**DIRECTIONS FOR THIS TASK:** Gather every line of the entries that includes the word "population".

# # # #

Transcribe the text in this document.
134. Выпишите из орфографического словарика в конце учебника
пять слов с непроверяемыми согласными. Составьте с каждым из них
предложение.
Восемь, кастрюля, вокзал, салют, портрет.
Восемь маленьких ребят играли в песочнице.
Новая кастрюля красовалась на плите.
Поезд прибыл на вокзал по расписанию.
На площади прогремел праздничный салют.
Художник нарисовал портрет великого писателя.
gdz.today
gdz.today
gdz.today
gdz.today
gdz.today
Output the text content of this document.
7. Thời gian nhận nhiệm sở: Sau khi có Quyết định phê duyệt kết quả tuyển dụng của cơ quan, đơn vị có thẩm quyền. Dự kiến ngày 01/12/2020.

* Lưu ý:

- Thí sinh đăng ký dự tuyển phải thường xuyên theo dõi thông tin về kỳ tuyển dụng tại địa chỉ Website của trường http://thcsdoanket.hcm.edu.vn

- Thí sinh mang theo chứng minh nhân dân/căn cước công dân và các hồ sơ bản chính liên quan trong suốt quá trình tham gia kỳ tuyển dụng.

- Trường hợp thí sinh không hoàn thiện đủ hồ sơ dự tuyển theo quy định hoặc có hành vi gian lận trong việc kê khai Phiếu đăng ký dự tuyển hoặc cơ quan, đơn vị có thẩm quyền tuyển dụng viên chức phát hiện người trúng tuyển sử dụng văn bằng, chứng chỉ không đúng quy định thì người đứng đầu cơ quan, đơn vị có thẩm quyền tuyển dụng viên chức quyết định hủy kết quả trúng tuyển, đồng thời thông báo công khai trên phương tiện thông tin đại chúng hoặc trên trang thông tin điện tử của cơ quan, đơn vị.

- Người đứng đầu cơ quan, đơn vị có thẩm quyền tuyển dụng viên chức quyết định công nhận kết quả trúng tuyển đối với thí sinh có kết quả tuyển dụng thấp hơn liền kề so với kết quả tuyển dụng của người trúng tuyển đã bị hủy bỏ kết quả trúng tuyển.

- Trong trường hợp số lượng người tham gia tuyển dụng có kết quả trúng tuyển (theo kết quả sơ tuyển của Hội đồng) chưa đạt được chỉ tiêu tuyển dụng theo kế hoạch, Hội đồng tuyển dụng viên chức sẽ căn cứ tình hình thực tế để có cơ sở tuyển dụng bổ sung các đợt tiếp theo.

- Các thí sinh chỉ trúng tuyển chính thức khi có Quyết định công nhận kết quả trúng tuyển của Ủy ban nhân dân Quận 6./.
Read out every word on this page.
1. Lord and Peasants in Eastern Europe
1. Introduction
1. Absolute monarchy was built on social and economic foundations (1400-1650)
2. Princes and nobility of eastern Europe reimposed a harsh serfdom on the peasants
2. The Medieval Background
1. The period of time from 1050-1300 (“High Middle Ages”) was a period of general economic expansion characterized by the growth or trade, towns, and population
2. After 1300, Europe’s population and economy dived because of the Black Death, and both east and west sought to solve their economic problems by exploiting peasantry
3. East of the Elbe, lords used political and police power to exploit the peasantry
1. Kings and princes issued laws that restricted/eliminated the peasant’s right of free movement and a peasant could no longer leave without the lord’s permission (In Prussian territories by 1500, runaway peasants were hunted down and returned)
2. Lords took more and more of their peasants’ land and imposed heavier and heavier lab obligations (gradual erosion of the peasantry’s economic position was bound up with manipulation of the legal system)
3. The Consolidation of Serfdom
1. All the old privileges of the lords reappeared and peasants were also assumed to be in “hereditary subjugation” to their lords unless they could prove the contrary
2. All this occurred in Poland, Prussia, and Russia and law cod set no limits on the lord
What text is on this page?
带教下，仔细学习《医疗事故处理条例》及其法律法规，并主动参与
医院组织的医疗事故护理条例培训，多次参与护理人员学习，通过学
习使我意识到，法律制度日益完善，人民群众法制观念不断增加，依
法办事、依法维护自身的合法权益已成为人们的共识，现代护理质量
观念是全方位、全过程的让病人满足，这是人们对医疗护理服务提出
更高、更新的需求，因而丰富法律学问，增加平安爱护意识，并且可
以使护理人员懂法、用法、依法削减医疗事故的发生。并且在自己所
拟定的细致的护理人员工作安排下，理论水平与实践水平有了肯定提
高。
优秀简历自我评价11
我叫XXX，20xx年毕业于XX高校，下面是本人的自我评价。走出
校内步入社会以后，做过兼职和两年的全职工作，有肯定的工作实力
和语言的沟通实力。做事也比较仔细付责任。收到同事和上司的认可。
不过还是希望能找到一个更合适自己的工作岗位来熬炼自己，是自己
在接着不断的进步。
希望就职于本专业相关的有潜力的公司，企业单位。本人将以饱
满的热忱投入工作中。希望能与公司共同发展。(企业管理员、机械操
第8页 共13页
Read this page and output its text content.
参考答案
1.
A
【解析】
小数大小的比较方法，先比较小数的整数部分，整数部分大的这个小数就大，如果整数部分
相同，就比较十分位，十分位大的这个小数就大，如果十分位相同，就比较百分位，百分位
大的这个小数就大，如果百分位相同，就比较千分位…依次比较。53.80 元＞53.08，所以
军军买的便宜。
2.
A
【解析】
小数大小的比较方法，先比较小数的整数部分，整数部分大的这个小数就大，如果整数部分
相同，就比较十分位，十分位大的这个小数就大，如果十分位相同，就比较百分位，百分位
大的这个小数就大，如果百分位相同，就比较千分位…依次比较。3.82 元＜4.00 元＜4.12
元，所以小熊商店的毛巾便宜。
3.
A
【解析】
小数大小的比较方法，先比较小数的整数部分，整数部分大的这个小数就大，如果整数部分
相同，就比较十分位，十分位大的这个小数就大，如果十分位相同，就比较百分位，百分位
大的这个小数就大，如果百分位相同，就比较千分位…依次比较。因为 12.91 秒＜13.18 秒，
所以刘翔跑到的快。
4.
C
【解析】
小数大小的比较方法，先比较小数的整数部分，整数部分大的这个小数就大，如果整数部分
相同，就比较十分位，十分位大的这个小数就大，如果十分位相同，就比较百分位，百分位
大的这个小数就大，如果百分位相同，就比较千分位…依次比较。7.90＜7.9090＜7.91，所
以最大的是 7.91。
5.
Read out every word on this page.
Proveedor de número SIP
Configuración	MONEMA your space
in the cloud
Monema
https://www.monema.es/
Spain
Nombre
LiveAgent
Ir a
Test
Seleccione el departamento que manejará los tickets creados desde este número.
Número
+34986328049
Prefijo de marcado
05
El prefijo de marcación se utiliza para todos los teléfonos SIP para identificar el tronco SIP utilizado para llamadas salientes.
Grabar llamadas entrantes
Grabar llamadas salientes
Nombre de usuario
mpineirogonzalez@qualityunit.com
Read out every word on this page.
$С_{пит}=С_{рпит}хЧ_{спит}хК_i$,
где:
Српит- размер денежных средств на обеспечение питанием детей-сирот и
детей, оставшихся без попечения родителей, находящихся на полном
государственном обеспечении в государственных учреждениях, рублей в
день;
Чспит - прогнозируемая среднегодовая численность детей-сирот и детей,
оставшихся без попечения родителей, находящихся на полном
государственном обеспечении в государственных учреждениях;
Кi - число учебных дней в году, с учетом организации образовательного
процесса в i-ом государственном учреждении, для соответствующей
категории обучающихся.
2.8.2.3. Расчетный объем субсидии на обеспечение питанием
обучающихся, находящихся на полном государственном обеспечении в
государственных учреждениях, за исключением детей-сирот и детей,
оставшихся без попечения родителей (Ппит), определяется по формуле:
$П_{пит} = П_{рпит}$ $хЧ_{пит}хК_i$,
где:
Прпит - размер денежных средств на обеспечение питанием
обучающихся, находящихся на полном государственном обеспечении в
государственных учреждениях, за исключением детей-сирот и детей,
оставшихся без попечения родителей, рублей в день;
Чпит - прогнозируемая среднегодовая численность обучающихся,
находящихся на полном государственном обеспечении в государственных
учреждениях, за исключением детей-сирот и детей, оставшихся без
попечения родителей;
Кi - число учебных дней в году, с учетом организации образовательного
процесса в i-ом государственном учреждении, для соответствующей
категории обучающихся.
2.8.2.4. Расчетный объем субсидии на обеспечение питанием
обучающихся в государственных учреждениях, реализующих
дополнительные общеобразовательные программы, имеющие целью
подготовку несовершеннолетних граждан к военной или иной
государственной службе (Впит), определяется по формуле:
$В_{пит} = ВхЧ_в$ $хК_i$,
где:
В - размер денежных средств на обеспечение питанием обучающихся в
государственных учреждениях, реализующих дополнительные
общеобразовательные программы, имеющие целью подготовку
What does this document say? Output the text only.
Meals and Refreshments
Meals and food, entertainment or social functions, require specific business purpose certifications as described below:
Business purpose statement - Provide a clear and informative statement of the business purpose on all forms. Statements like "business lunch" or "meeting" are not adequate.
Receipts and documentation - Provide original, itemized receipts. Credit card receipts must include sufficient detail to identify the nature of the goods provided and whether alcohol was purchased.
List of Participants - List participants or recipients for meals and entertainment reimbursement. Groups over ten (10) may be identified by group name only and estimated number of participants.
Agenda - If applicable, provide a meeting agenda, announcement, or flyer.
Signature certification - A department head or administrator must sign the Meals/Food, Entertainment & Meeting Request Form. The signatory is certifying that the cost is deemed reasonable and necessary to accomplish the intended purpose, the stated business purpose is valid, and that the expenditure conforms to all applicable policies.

# # # #

**EXERCISE RESPONSE:**
1. The period of time from 1050-1300 (“High Middle Ages”) was a period of general economic expansion characterized by the growth or trade, towns, and population
2. After 1300, Europe’s population and economy dived because of the Black Death, and both east and west sought to solve their economic problems by exploiting peasantry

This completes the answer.